Task prompt -
Search the material for "AvaTax" and show all lines that contain it.

Material for the task -
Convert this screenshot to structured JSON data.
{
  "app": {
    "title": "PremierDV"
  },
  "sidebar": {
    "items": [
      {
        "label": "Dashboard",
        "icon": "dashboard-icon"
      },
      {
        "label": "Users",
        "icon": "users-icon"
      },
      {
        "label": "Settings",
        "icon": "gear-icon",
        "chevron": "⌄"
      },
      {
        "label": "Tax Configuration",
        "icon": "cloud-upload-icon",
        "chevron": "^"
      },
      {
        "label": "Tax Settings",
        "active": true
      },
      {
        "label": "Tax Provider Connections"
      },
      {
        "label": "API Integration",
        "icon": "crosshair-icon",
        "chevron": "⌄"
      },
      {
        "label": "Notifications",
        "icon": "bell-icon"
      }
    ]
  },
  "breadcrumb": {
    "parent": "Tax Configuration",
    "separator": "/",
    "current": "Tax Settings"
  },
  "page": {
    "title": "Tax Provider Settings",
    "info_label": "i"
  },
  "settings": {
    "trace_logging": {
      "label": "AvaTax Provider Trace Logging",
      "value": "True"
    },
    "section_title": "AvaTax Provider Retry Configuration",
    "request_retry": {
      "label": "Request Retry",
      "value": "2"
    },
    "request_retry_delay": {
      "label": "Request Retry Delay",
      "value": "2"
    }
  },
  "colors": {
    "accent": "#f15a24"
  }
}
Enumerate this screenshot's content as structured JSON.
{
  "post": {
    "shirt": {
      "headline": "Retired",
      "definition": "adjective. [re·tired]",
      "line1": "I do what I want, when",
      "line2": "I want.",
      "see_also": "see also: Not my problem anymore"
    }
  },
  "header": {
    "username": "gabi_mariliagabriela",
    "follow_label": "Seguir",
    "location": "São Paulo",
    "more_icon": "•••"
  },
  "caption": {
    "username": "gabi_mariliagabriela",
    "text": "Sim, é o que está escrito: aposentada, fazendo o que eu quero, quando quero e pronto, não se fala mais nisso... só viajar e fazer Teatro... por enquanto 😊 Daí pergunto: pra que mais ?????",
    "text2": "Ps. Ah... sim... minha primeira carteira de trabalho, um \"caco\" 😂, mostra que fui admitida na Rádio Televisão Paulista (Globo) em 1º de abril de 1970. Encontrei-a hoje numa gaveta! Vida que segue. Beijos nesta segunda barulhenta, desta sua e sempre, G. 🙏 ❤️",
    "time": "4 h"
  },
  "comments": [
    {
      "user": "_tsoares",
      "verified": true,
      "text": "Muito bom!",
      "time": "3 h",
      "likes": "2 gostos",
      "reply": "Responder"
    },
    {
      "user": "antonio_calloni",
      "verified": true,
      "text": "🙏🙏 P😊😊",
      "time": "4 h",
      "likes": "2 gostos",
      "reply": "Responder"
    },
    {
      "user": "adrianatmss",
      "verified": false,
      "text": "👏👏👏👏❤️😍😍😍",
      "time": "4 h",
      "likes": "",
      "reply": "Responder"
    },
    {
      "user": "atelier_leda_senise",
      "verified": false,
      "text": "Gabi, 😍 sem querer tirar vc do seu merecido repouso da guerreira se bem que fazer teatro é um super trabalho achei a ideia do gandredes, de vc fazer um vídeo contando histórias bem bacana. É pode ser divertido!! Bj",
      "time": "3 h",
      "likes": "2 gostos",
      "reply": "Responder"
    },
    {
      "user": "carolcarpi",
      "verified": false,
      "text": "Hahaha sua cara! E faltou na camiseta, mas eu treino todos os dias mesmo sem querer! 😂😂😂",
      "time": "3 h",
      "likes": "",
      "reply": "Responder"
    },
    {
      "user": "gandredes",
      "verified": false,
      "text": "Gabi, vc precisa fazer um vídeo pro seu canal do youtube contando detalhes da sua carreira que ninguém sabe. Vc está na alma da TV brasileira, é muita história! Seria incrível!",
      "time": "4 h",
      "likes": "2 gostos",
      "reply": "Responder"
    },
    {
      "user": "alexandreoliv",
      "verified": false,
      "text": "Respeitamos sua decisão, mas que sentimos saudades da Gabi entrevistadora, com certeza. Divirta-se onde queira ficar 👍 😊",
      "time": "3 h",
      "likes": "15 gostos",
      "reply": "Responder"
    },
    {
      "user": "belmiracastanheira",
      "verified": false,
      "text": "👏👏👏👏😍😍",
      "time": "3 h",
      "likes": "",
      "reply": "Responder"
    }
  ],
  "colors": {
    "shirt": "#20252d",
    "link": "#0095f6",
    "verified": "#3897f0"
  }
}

Full solution -
      "label": "AvaTax Provider Trace Logging",
    "section_title": "AvaTax Provider Retry Configuration",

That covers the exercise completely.